Your task
Gather all lines from the material that contain the word "sebuah".
** start of Entries **
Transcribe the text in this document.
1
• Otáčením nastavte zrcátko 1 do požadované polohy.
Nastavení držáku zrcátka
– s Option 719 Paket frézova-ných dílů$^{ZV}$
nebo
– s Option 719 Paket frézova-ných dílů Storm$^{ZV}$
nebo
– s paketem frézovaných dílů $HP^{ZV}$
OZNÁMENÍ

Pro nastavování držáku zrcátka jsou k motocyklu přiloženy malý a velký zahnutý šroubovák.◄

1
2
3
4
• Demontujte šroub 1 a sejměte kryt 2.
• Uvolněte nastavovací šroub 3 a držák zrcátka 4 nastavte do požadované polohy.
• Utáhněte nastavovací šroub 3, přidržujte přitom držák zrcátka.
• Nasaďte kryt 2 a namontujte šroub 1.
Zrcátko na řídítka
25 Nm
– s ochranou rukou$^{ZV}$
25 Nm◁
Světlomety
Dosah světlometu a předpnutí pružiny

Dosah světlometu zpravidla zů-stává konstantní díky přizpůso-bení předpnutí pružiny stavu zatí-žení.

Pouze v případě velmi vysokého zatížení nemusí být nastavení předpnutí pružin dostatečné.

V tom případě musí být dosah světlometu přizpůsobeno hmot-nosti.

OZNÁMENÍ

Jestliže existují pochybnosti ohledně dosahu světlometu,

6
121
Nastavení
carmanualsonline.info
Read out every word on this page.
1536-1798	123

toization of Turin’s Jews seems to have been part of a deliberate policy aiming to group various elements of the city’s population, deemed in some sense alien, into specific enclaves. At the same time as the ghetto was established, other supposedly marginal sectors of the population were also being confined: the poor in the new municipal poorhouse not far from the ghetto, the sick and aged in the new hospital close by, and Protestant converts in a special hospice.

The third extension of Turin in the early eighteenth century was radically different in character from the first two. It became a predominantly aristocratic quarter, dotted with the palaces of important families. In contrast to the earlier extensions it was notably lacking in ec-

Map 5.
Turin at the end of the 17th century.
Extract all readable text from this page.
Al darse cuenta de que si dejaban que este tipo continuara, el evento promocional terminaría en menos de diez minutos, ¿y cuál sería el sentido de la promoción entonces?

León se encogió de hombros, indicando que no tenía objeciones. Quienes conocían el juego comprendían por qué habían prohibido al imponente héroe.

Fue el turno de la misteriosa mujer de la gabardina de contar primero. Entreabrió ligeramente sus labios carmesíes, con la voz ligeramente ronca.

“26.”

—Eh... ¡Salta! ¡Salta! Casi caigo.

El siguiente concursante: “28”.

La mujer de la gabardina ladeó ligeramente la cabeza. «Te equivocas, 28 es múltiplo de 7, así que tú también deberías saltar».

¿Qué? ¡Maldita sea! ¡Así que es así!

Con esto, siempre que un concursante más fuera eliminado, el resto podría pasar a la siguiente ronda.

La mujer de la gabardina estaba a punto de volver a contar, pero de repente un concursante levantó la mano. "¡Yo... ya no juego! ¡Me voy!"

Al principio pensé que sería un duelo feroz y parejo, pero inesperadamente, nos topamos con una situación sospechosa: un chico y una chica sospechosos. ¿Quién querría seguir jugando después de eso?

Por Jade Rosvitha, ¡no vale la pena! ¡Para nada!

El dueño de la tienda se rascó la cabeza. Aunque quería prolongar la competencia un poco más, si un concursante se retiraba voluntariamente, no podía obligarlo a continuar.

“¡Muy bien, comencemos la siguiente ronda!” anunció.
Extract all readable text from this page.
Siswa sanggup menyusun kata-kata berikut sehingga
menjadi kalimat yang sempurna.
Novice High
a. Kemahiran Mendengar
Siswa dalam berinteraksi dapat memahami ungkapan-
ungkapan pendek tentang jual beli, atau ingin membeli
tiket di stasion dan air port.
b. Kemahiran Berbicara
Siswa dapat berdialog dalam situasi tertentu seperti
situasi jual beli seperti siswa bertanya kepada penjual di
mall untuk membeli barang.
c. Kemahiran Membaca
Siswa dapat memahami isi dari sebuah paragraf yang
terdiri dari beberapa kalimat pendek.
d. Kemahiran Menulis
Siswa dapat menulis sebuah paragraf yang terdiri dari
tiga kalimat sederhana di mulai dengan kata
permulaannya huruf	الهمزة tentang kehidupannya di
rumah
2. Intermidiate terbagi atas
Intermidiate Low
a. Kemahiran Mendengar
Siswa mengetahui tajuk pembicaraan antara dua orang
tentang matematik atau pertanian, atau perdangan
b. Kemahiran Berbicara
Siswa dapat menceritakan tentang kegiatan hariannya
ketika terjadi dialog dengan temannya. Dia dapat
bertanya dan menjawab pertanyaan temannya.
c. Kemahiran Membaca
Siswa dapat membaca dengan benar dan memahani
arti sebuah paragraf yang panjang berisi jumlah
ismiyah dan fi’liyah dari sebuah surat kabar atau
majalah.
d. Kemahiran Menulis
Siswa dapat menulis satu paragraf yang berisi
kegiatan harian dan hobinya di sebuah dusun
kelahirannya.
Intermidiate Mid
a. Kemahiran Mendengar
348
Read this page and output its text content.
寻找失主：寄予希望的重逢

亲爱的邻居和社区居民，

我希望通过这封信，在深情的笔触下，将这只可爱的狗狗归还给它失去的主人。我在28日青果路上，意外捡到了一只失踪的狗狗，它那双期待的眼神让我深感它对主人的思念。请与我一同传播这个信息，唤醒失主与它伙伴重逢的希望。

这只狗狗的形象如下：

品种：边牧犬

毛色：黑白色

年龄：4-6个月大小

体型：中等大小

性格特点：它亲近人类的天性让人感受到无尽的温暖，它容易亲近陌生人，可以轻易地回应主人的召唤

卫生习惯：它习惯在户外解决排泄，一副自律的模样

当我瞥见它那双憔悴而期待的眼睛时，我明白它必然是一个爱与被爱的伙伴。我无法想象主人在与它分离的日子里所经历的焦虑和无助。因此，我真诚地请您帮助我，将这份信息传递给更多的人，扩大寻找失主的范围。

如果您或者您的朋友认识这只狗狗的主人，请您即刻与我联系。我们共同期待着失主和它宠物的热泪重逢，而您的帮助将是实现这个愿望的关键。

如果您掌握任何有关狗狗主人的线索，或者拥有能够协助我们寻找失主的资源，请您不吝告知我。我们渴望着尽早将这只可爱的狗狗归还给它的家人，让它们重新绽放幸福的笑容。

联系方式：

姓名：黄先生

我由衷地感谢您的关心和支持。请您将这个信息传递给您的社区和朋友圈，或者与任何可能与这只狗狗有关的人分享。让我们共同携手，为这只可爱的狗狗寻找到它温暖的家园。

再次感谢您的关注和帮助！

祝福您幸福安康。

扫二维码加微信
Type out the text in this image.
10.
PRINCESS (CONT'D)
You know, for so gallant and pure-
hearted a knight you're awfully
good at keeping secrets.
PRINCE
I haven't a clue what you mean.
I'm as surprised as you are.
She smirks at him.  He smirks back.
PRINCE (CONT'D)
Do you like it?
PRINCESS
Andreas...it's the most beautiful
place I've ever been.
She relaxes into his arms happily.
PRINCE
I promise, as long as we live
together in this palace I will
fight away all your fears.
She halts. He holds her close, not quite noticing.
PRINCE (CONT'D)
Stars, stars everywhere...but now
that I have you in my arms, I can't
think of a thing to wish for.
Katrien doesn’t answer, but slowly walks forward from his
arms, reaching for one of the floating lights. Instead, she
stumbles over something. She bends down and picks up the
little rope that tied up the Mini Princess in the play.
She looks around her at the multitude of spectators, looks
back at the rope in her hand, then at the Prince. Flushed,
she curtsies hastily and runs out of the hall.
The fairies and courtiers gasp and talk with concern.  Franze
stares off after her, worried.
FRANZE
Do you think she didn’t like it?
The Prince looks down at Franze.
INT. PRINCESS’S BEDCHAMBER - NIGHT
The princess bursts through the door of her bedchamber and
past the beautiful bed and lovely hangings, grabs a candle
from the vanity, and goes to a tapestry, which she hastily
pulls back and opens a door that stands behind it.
** end of Entries **
Expected answer
Siswa dapat memahami isi dari sebuah paragraf yang
Siswa dapat menulis sebuah paragraf yang terdiri dari
arti sebuah paragraf yang panjang berisi jumlah
ismiyah dan fi’liyah dari sebuah surat kabar atau
kegiatan harian dan hobinya di sebuah dusun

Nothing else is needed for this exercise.